## start Entries

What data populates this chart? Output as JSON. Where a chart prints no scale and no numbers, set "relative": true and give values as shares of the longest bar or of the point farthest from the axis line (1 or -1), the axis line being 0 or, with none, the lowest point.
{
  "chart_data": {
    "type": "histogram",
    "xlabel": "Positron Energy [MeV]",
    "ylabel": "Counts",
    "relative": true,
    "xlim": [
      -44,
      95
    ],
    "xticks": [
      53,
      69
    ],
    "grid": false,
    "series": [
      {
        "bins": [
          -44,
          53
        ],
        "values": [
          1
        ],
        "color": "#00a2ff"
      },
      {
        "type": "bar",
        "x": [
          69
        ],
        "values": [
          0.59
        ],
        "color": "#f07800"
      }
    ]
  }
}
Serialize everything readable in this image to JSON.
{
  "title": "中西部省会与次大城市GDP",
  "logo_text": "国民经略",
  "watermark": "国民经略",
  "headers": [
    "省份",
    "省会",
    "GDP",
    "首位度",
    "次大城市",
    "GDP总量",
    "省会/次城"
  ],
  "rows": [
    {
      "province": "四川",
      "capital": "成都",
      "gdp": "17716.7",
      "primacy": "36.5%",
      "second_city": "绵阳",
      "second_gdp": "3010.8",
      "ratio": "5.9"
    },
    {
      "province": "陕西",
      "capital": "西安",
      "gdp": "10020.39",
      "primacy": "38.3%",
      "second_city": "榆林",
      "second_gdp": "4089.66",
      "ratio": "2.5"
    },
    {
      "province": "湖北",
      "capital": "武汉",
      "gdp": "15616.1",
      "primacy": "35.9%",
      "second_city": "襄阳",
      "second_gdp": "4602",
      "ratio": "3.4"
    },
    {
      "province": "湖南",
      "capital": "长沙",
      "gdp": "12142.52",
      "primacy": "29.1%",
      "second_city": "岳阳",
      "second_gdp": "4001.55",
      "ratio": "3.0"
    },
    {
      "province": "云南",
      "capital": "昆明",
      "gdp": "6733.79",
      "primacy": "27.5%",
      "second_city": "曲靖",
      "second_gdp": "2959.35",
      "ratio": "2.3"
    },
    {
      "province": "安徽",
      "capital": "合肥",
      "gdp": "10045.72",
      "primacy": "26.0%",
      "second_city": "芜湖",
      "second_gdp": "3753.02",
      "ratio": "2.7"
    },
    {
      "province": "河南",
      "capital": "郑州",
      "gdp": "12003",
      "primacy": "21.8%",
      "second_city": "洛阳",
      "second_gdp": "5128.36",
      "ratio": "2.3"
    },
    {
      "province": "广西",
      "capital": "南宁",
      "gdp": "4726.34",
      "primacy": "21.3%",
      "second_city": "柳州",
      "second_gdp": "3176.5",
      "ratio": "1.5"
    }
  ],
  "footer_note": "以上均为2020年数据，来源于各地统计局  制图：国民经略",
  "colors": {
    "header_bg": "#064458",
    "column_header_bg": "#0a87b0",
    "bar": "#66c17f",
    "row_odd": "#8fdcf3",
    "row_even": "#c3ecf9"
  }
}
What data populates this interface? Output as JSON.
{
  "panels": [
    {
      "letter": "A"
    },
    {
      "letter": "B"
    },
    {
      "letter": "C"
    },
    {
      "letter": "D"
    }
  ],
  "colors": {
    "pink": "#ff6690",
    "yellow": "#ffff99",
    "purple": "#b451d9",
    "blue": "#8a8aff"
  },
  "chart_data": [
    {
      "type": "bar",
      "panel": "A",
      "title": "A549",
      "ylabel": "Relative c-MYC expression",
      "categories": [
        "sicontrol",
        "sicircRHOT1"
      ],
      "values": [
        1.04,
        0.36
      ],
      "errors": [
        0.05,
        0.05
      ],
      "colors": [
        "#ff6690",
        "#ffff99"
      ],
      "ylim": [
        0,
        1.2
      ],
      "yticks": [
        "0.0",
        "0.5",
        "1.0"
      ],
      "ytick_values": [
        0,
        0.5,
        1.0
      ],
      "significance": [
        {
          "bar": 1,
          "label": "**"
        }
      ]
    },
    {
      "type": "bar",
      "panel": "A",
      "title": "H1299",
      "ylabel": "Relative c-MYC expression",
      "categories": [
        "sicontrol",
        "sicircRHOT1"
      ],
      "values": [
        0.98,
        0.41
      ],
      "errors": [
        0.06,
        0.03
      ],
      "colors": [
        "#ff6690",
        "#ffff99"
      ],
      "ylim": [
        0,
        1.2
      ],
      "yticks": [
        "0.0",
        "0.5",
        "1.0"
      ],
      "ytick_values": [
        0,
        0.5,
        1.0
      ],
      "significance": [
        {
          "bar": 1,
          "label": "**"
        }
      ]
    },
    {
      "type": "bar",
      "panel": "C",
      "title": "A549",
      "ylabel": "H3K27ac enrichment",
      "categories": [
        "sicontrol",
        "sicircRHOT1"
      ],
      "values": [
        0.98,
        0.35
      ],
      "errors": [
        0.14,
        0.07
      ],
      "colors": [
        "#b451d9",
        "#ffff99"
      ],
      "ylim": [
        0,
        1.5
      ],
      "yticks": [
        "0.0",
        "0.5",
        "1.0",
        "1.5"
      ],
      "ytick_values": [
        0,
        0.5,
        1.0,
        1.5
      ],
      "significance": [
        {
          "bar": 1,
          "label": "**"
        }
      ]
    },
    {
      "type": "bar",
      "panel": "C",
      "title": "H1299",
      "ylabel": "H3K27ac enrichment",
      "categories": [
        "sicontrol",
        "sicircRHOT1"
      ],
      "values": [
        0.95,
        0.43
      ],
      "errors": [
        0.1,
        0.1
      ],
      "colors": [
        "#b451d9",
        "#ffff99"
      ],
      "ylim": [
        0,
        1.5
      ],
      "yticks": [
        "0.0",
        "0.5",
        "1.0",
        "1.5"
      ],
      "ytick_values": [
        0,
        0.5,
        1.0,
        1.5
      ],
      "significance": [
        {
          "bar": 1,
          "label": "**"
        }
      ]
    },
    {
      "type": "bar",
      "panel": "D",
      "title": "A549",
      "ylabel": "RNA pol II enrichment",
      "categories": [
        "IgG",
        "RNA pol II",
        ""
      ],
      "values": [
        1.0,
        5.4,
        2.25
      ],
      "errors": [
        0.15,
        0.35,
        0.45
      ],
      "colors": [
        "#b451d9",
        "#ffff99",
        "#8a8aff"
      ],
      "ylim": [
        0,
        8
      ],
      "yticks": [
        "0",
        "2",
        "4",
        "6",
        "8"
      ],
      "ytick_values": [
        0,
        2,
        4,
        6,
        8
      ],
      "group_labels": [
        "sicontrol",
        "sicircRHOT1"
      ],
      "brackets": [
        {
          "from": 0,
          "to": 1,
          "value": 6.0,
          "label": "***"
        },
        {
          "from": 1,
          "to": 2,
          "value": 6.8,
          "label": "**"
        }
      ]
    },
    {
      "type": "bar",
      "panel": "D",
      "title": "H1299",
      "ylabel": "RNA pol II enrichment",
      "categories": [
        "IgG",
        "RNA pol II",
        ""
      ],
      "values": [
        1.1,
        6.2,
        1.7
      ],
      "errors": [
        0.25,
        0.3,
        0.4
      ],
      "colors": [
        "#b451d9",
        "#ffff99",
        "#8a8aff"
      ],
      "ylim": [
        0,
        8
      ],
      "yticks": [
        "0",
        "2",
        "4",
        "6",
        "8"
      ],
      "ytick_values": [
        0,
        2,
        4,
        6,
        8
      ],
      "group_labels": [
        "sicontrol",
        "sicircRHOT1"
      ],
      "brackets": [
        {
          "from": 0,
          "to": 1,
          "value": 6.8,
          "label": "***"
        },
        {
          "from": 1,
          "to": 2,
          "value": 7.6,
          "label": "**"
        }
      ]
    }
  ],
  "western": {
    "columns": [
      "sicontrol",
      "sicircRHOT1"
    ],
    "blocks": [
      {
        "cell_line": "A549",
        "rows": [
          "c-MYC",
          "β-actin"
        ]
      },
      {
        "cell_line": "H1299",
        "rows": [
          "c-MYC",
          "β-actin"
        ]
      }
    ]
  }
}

## end Entries

• [Required task]
How many of these lines contain "primacy"? Write only the number.

• [Final result]
8